▸ **Written exercise A**
In the post about the last-minute Saturday motorcycle event in Chicago, where did the forecast thunderstorms end up hitting instead of Chicago?
▸ **Written exercise B**
Render this sentence from the post about the Saturday motorcycle event into Spanish: "It was a huge relief and gave me hope that the day had not been lost."
▸ **Written exercise C**
Extend the post about the last-minute Saturday motorcycle event in Chicago, picking up right after its final sentence.

======== Passage provided ========

As hard as I tried to stress out about this past Saturday's super last minute event everything just kept falling into place. I'm usually really good about building up crippling anxiety over minor hurdles and tight deadlines by mentally embellishing the issue. It works great. All you need is a small glint of possible failure and you knead it up from there until you've baked it into a nice dense loaf of debilitating panic. I hadn't had time to get a flyer together until 5 days before the event, the forecast called for an 80% chance of earth shattering T-Storms, and the city was a ghost town due to the holiday weekend. There was plenty of trauma fuel to go around. Saturday morning rolled around and I woke up fearing the day would be filled with effort and struggle, yielding minimal results.
I was banking on the T-Storms doing the whole day in with one fell swoop. Surprisingly they missed Chicago by miles, unleashing all their terror on the folks of Gary, Indiana. Instead, the sky opened up and the sun blasted us throughout the day, making the moto ride we had planned around Chicago entirely possible. It was a huge relief and gave me hope that the day had not been lost.
I was still concerned about the lack of fair warning and the holiday weekend deterring people from attending. Then one by one bike's started filing in, even before the kick-off time of 2PM, until the entire block was stuffed with custom vintage metal and the shop was bustling with gleaming event-goers. The oh-so generous folks at Metric Coffee were there doling out their cold-pressed caffeine to pick people up before our jaunt around the city.

======== Data section ========

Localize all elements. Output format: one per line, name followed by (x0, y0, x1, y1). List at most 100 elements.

========

▸ **Task response A**
Gary, Indiana.

▸ **Task response B**
Fue un gran alivio y me dio la esperanza de que el día no se había perdido.

▸ **Task response C**
I met far too many interesting folks with similar interests to ever hope I'd remember everyone's names so please forgive me if I botched yours or just plain ran a blank. Unfortunately my brain works almost exclusively in retaining imagery and leaves zero room for names, numbers, dates etc. This has been a life long issue of forgotten family member birthdays, missing important meetings, getting lost driving to places I've been dozens of times etc. We counted around 65 bikes which was huge for me. It was great to have so many people come out and support the shop. I had trouble finding any of my photog friends who were free for the weekend so I was a bit bummed that we might not get shots of everything going down. Aaannnddddd up rolls this Alex Hawn fellow with a .50cal camera around his neck, a backpack full of lenses and an unwavering amount of rolling confidence that allowed him to capture every mile of our journey in wide angled hi-resolution. A big thanks to Alex for coming out. This feature would have been all low-res blurry cell phone shots otherwise.
The ride around the city went down without a hitch despite my repeated attempts to lose everyone on the South Side. We headed east to the city center via Lake St. under the historic L tracks, then jumped on Lower Wacker Drive and snaked around underneath the city until we hit the coast. You might know Lower Wacker as the Bat Cave entrance in Dark Knight - sans Lamborghini. From there we cruised down traffic-free Lake Shore Drive to Jackson Park, the headquarters of the 1893 World's Fair and the biggest park in the city at 500 acres. I tried to keep us on some wide lane roads as we headed back north via State St. to Roosevelt and up to the event at Una Maes.
It had all fallen into place. Every last detail. The folks at Una Maes met the end of our journey with a pop-up tent party filled with ice cold adult beverages from Letherbee Gin and Goose Island, new gear on display from Red Wing Heritage and Deus ex Machina, and to top it all off everything was on sale.
Thanks to everyone for coming out. It was a ton of fun and I plan on there being many more meet ups in the future. Big thanks to these folks for helping make it happen:
...and anyone else who helped get the word out. For Alex's full photo set of the event check the link above.
Side note: Yes, that XR650 is the shit. Stay tuned for a full feature!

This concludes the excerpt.